§ **Stated goal**
All records are to be retyped faithfully and completely.

-------- Listing --------

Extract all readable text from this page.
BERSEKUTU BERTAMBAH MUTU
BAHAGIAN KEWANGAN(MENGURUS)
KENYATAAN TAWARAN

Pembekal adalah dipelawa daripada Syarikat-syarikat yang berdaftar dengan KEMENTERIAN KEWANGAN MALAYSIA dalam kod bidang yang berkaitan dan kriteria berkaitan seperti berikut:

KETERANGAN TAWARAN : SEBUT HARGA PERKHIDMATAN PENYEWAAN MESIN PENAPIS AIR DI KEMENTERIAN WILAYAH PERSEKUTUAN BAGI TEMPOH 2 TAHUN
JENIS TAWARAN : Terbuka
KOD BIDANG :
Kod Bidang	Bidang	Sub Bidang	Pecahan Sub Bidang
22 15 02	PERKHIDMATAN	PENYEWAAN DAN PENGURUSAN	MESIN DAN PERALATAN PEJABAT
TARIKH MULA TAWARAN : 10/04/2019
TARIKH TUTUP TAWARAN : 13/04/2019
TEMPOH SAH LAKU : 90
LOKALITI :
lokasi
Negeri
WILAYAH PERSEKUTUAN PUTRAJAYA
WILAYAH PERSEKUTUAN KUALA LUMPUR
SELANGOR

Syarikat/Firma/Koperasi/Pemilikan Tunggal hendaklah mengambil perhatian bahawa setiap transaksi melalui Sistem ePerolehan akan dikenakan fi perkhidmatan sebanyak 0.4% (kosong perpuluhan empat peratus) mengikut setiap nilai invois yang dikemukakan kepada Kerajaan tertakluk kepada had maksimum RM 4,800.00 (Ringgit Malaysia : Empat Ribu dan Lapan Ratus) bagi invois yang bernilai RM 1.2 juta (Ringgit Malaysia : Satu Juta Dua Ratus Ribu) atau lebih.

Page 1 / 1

--------

§ **Solution below**
Extract all readable text from this page.
BERSEKUTU BERTAMBAH MUTU
BAHAGIAN KEWANGAN(MENGURUS)
KENYATAAN TAWARAN

Pembekal adalah dipelawa daripada Syarikat-syarikat yang berdaftar dengan KEMENTERIAN KEWANGAN MALAYSIA dalam kod bidang yang berkaitan dan kriteria berkaitan seperti berikut:

KETERANGAN TAWARAN : SEBUT HARGA PERKHIDMATAN PENYEWAAN MESIN PENAPIS AIR DI KEMENTERIAN WILAYAH PERSEKUTUAN BAGI TEMPOH 2 TAHUN
JENIS TAWARAN : Terbuka
KOD BIDANG :
Kod Bidang	Bidang	Sub Bidang	Pecahan Sub Bidang
22 15 02	PERKHIDMATAN	PENYEWAAN DAN PENGURUSAN	MESIN DAN PERALATAN PEJABAT
TARIKH MULA TAWARAN : 10/04/2019
TARIKH TUTUP TAWARAN : 13/04/2019
TEMPOH SAH LAKU : 90
LOKALITI :
lokasi
Negeri
WILAYAH PERSEKUTUAN PUTRAJAYA
WILAYAH PERSEKUTUAN KUALA LUMPUR
SELANGOR

Syarikat/Firma/Koperasi/Pemilikan Tunggal hendaklah mengambil perhatian bahawa setiap transaksi melalui Sistem ePerolehan akan dikenakan fi perkhidmatan sebanyak 0.4% (kosong perpuluhan empat peratus) mengikut setiap nilai invois yang dikemukakan kepada Kerajaan tertakluk kepada had maksimum RM 4,800.00 (Ringgit Malaysia : Empat Ribu dan Lapan Ratus) bagi invois yang bernilai RM 1.2 juta (Ringgit Malaysia : Satu Juta Dua Ratus Ribu) atau lebih.

Page 1 / 1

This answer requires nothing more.